## Task objective
Print the entire listing. Each line must match the original exactly.

— Start Recorded information —

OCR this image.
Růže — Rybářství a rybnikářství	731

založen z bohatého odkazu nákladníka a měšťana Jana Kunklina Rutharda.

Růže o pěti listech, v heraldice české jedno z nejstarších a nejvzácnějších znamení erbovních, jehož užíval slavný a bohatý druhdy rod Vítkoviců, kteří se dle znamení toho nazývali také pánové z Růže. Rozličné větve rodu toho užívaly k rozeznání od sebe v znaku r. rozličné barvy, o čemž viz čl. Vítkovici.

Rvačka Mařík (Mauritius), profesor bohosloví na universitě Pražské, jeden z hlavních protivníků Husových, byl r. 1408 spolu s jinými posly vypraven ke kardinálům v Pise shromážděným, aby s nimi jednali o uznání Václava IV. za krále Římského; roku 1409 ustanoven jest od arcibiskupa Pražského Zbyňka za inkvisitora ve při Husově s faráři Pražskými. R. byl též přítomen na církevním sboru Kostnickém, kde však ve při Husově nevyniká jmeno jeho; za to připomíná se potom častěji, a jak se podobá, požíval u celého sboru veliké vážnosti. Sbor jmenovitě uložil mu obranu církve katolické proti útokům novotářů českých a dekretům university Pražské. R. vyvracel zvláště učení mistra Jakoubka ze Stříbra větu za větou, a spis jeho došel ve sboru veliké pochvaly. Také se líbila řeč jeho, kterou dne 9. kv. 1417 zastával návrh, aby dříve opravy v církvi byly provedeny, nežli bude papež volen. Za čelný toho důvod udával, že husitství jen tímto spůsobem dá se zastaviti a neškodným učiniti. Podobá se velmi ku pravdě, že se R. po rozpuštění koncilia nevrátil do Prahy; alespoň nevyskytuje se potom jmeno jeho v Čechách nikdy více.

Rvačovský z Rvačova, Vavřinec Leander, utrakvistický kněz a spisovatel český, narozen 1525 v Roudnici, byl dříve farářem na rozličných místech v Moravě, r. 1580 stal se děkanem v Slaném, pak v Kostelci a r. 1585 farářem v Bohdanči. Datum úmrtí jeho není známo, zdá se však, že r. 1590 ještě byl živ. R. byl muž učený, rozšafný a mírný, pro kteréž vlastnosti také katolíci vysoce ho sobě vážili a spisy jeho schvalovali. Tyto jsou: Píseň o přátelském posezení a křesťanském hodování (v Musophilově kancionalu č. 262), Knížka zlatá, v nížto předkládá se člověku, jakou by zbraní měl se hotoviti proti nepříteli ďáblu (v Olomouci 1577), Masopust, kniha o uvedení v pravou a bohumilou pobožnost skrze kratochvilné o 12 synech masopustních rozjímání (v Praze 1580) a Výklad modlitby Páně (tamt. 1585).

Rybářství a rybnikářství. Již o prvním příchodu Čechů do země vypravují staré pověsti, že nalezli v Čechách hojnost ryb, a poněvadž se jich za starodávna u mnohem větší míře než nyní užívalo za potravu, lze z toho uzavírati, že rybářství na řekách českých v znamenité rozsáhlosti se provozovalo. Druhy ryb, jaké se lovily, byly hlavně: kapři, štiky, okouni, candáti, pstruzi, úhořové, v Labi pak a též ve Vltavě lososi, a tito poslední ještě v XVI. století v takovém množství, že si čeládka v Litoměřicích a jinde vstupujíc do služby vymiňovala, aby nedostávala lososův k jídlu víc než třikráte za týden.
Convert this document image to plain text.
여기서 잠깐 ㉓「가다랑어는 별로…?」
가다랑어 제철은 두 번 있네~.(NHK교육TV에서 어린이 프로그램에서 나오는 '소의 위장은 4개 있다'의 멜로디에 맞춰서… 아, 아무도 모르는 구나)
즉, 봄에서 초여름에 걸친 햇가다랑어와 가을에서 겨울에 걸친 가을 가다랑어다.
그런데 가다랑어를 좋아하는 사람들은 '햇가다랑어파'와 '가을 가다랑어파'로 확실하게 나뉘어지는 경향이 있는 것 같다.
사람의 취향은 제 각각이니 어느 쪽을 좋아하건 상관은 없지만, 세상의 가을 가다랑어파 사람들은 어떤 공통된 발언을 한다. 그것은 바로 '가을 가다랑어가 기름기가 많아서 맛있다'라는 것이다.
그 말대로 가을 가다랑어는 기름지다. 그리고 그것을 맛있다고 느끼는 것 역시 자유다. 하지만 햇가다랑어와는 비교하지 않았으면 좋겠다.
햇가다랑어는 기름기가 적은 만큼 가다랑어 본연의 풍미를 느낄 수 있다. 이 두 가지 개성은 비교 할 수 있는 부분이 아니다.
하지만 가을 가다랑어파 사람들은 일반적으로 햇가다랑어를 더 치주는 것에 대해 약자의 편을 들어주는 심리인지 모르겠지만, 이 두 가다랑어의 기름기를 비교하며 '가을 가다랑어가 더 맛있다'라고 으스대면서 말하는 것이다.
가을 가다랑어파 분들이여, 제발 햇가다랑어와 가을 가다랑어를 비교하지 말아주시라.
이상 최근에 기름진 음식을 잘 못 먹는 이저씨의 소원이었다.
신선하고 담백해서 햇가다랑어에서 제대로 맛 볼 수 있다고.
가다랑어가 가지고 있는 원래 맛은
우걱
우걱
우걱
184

— End Recorded information —

## Written response
OCR this image.
Růže — Rybářství a rybnikářství	731

založen z bohatého odkazu nákladníka a měšťana Jana Kunklina Rutharda.

Růže o pěti listech, v heraldice české jedno z nejstarších a nejvzácnějších znamení erbovních, jehož užíval slavný a bohatý druhdy rod Vítkoviců, kteří se dle znamení toho nazývali také pánové z Růže. Rozličné větve rodu toho užívaly k rozeznání od sebe v znaku r. rozličné barvy, o čemž viz čl. Vítkovici.

Rvačka Mařík (Mauritius), profesor bohosloví na universitě Pražské, jeden z hlavních protivníků Husových, byl r. 1408 spolu s jinými posly vypraven ke kardinálům v Pise shromážděným, aby s nimi jednali o uznání Václava IV. za krále Římského; roku 1409 ustanoven jest od arcibiskupa Pražského Zbyňka za inkvisitora ve při Husově s faráři Pražskými. R. byl též přítomen na církevním sboru Kostnickém, kde však ve při Husově nevyniká jmeno jeho; za to připomíná se potom častěji, a jak se podobá, požíval u celého sboru veliké vážnosti. Sbor jmenovitě uložil mu obranu církve katolické proti útokům novotářů českých a dekretům university Pražské. R. vyvracel zvláště učení mistra Jakoubka ze Stříbra větu za větou, a spis jeho došel ve sboru veliké pochvaly. Také se líbila řeč jeho, kterou dne 9. kv. 1417 zastával návrh, aby dříve opravy v církvi byly provedeny, nežli bude papež volen. Za čelný toho důvod udával, že husitství jen tímto spůsobem dá se zastaviti a neškodným učiniti. Podobá se velmi ku pravdě, že se R. po rozpuštění koncilia nevrátil do Prahy; alespoň nevyskytuje se potom jmeno jeho v Čechách nikdy více.

Rvačovský z Rvačova, Vavřinec Leander, utrakvistický kněz a spisovatel český, narozen 1525 v Roudnici, byl dříve farářem na rozličných místech v Moravě, r. 1580 stal se děkanem v Slaném, pak v Kostelci a r. 1585 farářem v Bohdanči. Datum úmrtí jeho není známo, zdá se však, že r. 1590 ještě byl živ. R. byl muž učený, rozšafný a mírný, pro kteréž vlastnosti také katolíci vysoce ho sobě vážili a spisy jeho schvalovali. Tyto jsou: Píseň o přátelském posezení a křesťanském hodování (v Musophilově kancionalu č. 262), Knížka zlatá, v nížto předkládá se člověku, jakou by zbraní měl se hotoviti proti nepříteli ďáblu (v Olomouci 1577), Masopust, kniha o uvedení v pravou a bohumilou pobožnost skrze kratochvilné o 12 synech masopustních rozjímání (v Praze 1580) a Výklad modlitby Páně (tamt. 1585).

Rybářství a rybnikářství. Již o prvním příchodu Čechů do země vypravují staré pověsti, že nalezli v Čechách hojnost ryb, a poněvadž se jich za starodávna u mnohem větší míře než nyní užívalo za potravu, lze z toho uzavírati, že rybářství na řekách českých v znamenité rozsáhlosti se provozovalo. Druhy ryb, jaké se lovily, byly hlavně: kapři, štiky, okouni, candáti, pstruzi, úhořové, v Labi pak a též ve Vltavě lososi, a tito poslední ještě v XVI. století v takovém množství, že si čeládka v Litoměřicích a jinde vstupujíc do služby vymiňovala, aby nedostávala lososův k jídlu víc než třikráte za týden.
Convert this document image to plain text.
여기서 잠깐 ㉓「가다랑어는 별로…?」
가다랑어 제철은 두 번 있네~.(NHK교육TV에서 어린이 프로그램에서 나오는 '소의 위장은 4개 있다'의 멜로디에 맞춰서… 아, 아무도 모르는 구나)
즉, 봄에서 초여름에 걸친 햇가다랑어와 가을에서 겨울에 걸친 가을 가다랑어다.
그런데 가다랑어를 좋아하는 사람들은 '햇가다랑어파'와 '가을 가다랑어파'로 확실하게 나뉘어지는 경향이 있는 것 같다.
사람의 취향은 제 각각이니 어느 쪽을 좋아하건 상관은 없지만, 세상의 가을 가다랑어파 사람들은 어떤 공통된 발언을 한다. 그것은 바로 '가을 가다랑어가 기름기가 많아서 맛있다'라는 것이다.
그 말대로 가을 가다랑어는 기름지다. 그리고 그것을 맛있다고 느끼는 것 역시 자유다. 하지만 햇가다랑어와는 비교하지 않았으면 좋겠다.
햇가다랑어는 기름기가 적은 만큼 가다랑어 본연의 풍미를 느낄 수 있다. 이 두 가지 개성은 비교 할 수 있는 부분이 아니다.
하지만 가을 가다랑어파 사람들은 일반적으로 햇가다랑어를 더 치주는 것에 대해 약자의 편을 들어주는 심리인지 모르겠지만, 이 두 가다랑어의 기름기를 비교하며 '가을 가다랑어가 더 맛있다'라고 으스대면서 말하는 것이다.
가을 가다랑어파 분들이여, 제발 햇가다랑어와 가을 가다랑어를 비교하지 말아주시라.
이상 최근에 기름진 음식을 잘 못 먹는 이저씨의 소원이었다.
신선하고 담백해서 햇가다랑어에서 제대로 맛 볼 수 있다고.
가다랑어가 가지고 있는 원래 맛은
우걱
우걱
우걱
184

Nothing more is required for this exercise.